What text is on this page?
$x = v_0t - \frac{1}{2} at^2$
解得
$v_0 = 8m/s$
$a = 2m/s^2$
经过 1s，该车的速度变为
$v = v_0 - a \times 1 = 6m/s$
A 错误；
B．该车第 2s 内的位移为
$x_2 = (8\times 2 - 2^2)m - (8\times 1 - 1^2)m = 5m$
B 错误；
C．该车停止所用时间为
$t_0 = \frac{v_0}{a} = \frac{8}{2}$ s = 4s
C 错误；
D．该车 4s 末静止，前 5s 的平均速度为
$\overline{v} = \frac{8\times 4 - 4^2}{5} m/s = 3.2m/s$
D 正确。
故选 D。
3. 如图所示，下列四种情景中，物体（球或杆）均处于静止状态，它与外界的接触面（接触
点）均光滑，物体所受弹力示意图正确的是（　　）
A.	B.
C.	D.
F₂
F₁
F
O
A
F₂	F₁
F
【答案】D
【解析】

- **Task requirements**: Output the listing above exactly as it appears.

- **Solution for this problem**:
What text is on this page?
$x = v_0t - \frac{1}{2} at^2$
解得
$v_0 = 8m/s$
$a = 2m/s^2$
经过 1s，该车的速度变为
$v = v_0 - a \times 1 = 6m/s$
A 错误；
B．该车第 2s 内的位移为
$x_2 = (8\times 2 - 2^2)m - (8\times 1 - 1^2)m = 5m$
B 错误；
C．该车停止所用时间为
$t_0 = \frac{v_0}{a} = \frac{8}{2}$ s = 4s
C 错误；
D．该车 4s 末静止，前 5s 的平均速度为
$\overline{v} = \frac{8\times 4 - 4^2}{5} m/s = 3.2m/s$
D 正确。
故选 D。
3. 如图所示，下列四种情景中，物体（球或杆）均处于静止状态，它与外界的接触面（接触
点）均光滑，物体所受弹力示意图正确的是（　　）
A.	B.
C.	D.
F₂
F₁
F
O
A
F₂	F₁
F
【答案】D
【解析】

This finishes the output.